(Data tied to figure images)
····················

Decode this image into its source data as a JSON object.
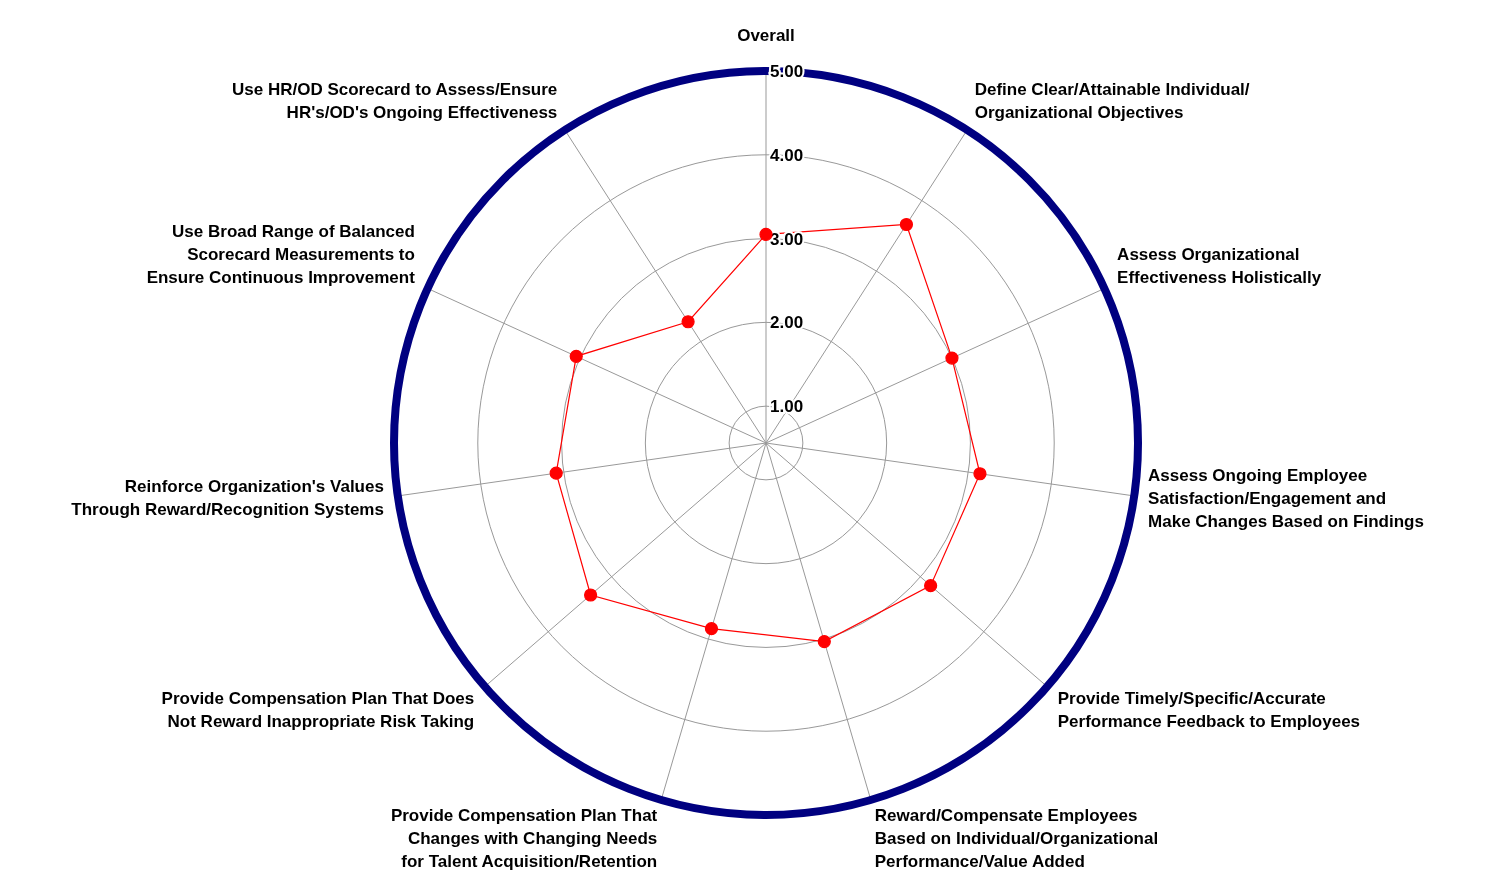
{
  "chart_data": {
    "type": "radar",
    "categories": [
      "Overall",
      "Define Clear/Attainable Individual/\nOrganizational Objectives",
      "Assess Organizational\nEffectiveness Holistically",
      "Assess Ongoing Employee\nSatisfaction/Engagement and\nMake Changes Based on Findings",
      "Provide Timely/Specific/Accurate\nPerformance Feedback to Employees",
      "Reward/Compensate Employees\nBased on Individual/Organizational\nPerformance/Value Added",
      "Provide Compensation Plan That\nChanges with Changing Needs\nfor Talent Acquisition/Retention",
      "Provide Compensation Plan That Does\nNot Reward Inappropriate Risk Taking",
      "Reinforce Organization's Values\nThrough Reward/Recognition Systems",
      "Use Broad Range of Balanced\nScorecard Measurements to\nEnsure Continuous Improvement",
      "Use HR/OD Scorecard to Assess/Ensure\nHR's/OD's Ongoing Effectiveness"
    ],
    "series": [
      {
        "color": "#ff0000",
        "values": [
          3.05,
          3.66,
          3.0,
          3.14,
          3.16,
          3.03,
          2.87,
          3.33,
          3.09,
          3.05,
          2.28
        ]
      }
    ],
    "ylim": [
      0.56,
      5
    ],
    "yticks": [
      {
        "value": 1,
        "label": "1.00"
      },
      {
        "value": 2,
        "label": "2.00"
      },
      {
        "value": 3,
        "label": "3.00"
      },
      {
        "value": 4,
        "label": "4.00"
      },
      {
        "value": 5,
        "label": "5.00"
      }
    ],
    "grid": true,
    "marker": "circle",
    "legend": false
  }
}
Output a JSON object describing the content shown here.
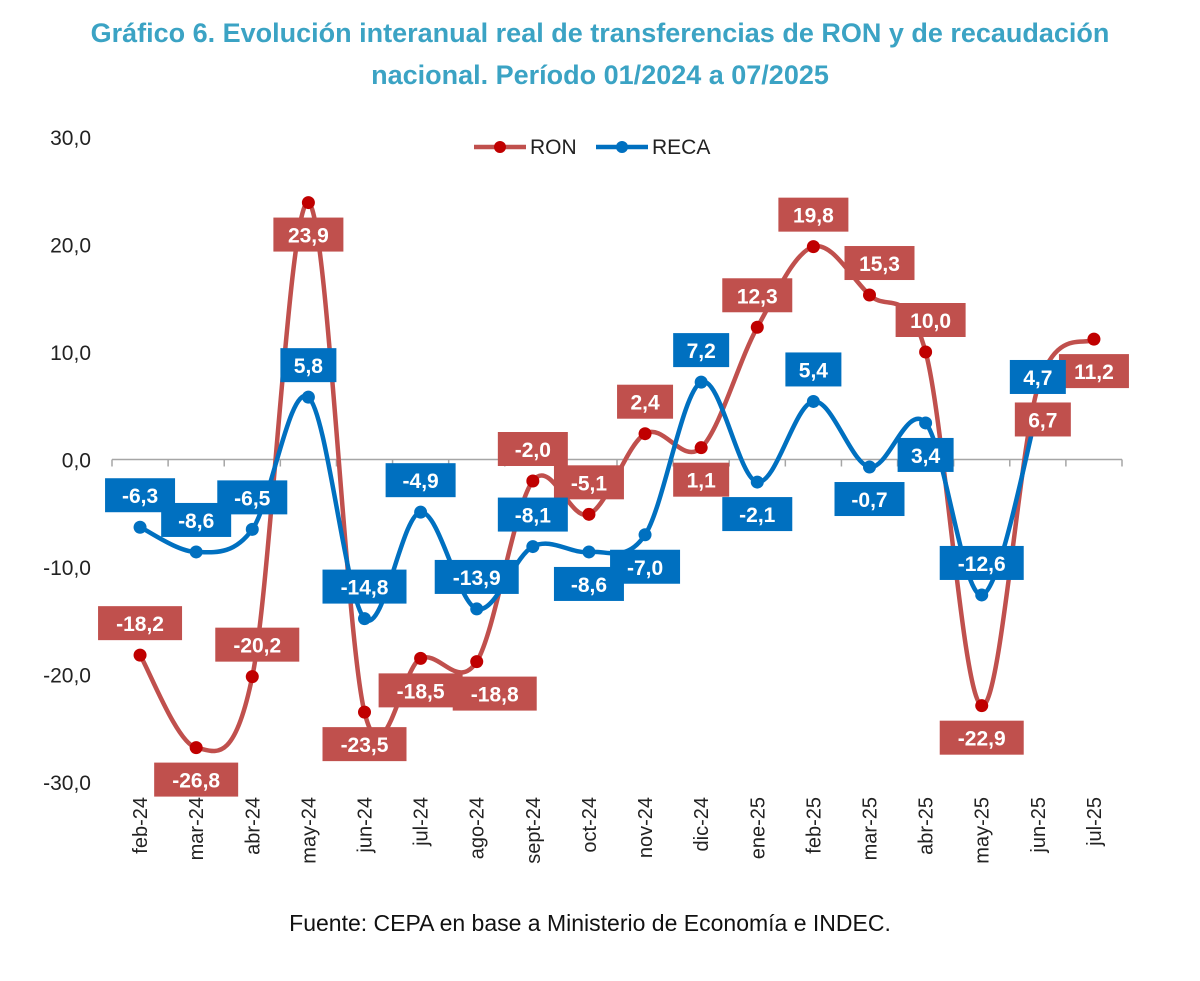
{
  "header": {
    "title_line1": "Gráfico 6. Evolución interanual real de transferencias de RON y de recaudación",
    "title_line2": "nacional. Período 01/2024 a 07/2025"
  },
  "footer": {
    "source": "Fuente: CEPA en base a Ministerio de Economía e INDEC."
  },
  "chart_data": {
    "type": "line",
    "title": "Gráfico 6. Evolución interanual real de transferencias de RON y de recaudación nacional. Período 01/2024 a 07/2025",
    "xlabel": "",
    "ylabel": "",
    "ylim": [
      -30,
      30
    ],
    "yticks": [
      "30,0",
      "20,0",
      "10,0",
      "0,0",
      "-10,0",
      "-20,0",
      "-30,0"
    ],
    "grid": false,
    "legend_position": "top-center",
    "categories": [
      "feb-24",
      "mar-24",
      "abr-24",
      "may-24",
      "jun-24",
      "jul-24",
      "ago-24",
      "sept-24",
      "oct-24",
      "nov-24",
      "dic-24",
      "ene-25",
      "feb-25",
      "mar-25",
      "abr-25",
      "may-25",
      "jun-25",
      "jul-25"
    ],
    "series": [
      {
        "name": "RON",
        "color": "#c0504d",
        "marker_color": "#c00000",
        "values": [
          -18.2,
          -26.8,
          -20.2,
          23.9,
          -23.5,
          -18.5,
          -18.8,
          -2.0,
          -5.1,
          2.4,
          1.1,
          12.3,
          19.8,
          15.3,
          10.0,
          -22.9,
          6.7,
          11.2
        ],
        "labels": [
          "-18,2",
          "-26,8",
          "-20,2",
          "23,9",
          "-23,5",
          "-18,5",
          "-18,8",
          "-2,0",
          "-5,1",
          "2,4",
          "1,1",
          "12,3",
          "19,8",
          "15,3",
          "10,0",
          "-22,9",
          "6,7",
          "11,2"
        ]
      },
      {
        "name": "RECA",
        "color": "#0070c0",
        "marker_color": "#0070c0",
        "values": [
          -6.3,
          -8.6,
          -6.5,
          5.8,
          -14.8,
          -4.9,
          -13.9,
          -8.1,
          -8.6,
          -7.0,
          7.2,
          -2.1,
          5.4,
          -0.7,
          3.4,
          -12.6,
          4.7,
          null
        ],
        "labels": [
          "-6,3",
          "-8,6",
          "-6,5",
          "5,8",
          "-14,8",
          "-4,9",
          "-13,9",
          "-8,1",
          "-8,6",
          "-7,0",
          "7,2",
          "-2,1",
          "5,4",
          "-0,7",
          "3,4",
          "-12,6",
          "4,7",
          null
        ]
      }
    ]
  }
}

····················

▶ **Direction**
Extract all the data above exactly, excluding every picture.

▶ **Final result**
Decode this image into its source data as a JSON object.
{
  "chart_data": {
    "type": "radar",
    "categories": [
      "Overall",
      "Define Clear/Attainable Individual/\nOrganizational Objectives",
      "Assess Organizational\nEffectiveness Holistically",
      "Assess Ongoing Employee\nSatisfaction/Engagement and\nMake Changes Based on Findings",
      "Provide Timely/Specific/Accurate\nPerformance Feedback to Employees",
      "Reward/Compensate Employees\nBased on Individual/Organizational\nPerformance/Value Added",
      "Provide Compensation Plan That\nChanges with Changing Needs\nfor Talent Acquisition/Retention",
      "Provide Compensation Plan That Does\nNot Reward Inappropriate Risk Taking",
      "Reinforce Organization's Values\nThrough Reward/Recognition Systems",
      "Use Broad Range of Balanced\nScorecard Measurements to\nEnsure Continuous Improvement",
      "Use HR/OD Scorecard to Assess/Ensure\nHR's/OD's Ongoing Effectiveness"
    ],
    "series": [
      {
        "color": "#ff0000",
        "values": [
          3.05,
          3.66,
          3.0,
          3.14,
          3.16,
          3.03,
          2.87,
          3.33,
          3.09,
          3.05,
          2.28
        ]
      }
    ],
    "ylim": [
      0.56,
      5
    ],
    "yticks": [
      {
        "value": 1,
        "label": "1.00"
      },
      {
        "value": 2,
        "label": "2.00"
      },
      {
        "value": 3,
        "label": "3.00"
      },
      {
        "value": 4,
        "label": "4.00"
      },
      {
        "value": 5,
        "label": "5.00"
      }
    ],
    "grid": true,
    "marker": "circle",
    "legend": false
  }
}
Output a JSON object describing the content shown here.
{
  "header": {
    "title_line1": "Gráfico 6. Evolución interanual real de transferencias de RON y de recaudación",
    "title_line2": "nacional. Período 01/2024 a 07/2025"
  },
  "footer": {
    "source": "Fuente: CEPA en base a Ministerio de Economía e INDEC."
  },
  "chart_data": {
    "type": "line",
    "title": "Gráfico 6. Evolución interanual real de transferencias de RON y de recaudación nacional. Período 01/2024 a 07/2025",
    "xlabel": "",
    "ylabel": "",
    "ylim": [
      -30,
      30
    ],
    "yticks": [
      "30,0",
      "20,0",
      "10,0",
      "0,0",
      "-10,0",
      "-20,0",
      "-30,0"
    ],
    "grid": false,
    "legend_position": "top-center",
    "categories": [
      "feb-24",
      "mar-24",
      "abr-24",
      "may-24",
      "jun-24",
      "jul-24",
      "ago-24",
      "sept-24",
      "oct-24",
      "nov-24",
      "dic-24",
      "ene-25",
      "feb-25",
      "mar-25",
      "abr-25",
      "may-25",
      "jun-25",
      "jul-25"
    ],
    "series": [
      {
        "name": "RON",
        "color": "#c0504d",
        "marker_color": "#c00000",
        "values": [
          -18.2,
          -26.8,
          -20.2,
          23.9,
          -23.5,
          -18.5,
          -18.8,
          -2.0,
          -5.1,
          2.4,
          1.1,
          12.3,
          19.8,
          15.3,
          10.0,
          -22.9,
          6.7,
          11.2
        ],
        "labels": [
          "-18,2",
          "-26,8",
          "-20,2",
          "23,9",
          "-23,5",
          "-18,5",
          "-18,8",
          "-2,0",
          "-5,1",
          "2,4",
          "1,1",
          "12,3",
          "19,8",
          "15,3",
          "10,0",
          "-22,9",
          "6,7",
          "11,2"
        ]
      },
      {
        "name": "RECA",
        "color": "#0070c0",
        "marker_color": "#0070c0",
        "values": [
          -6.3,
          -8.6,
          -6.5,
          5.8,
          -14.8,
          -4.9,
          -13.9,
          -8.1,
          -8.6,
          -7.0,
          7.2,
          -2.1,
          5.4,
          -0.7,
          3.4,
          -12.6,
          4.7,
          null
        ],
        "labels": [
          "-6,3",
          "-8,6",
          "-6,5",
          "5,8",
          "-14,8",
          "-4,9",
          "-13,9",
          "-8,1",
          "-8,6",
          "-7,0",
          "7,2",
          "-2,1",
          "5,4",
          "-0,7",
          "3,4",
          "-12,6",
          "4,7",
          null
        ]
      }
    ]
  }
}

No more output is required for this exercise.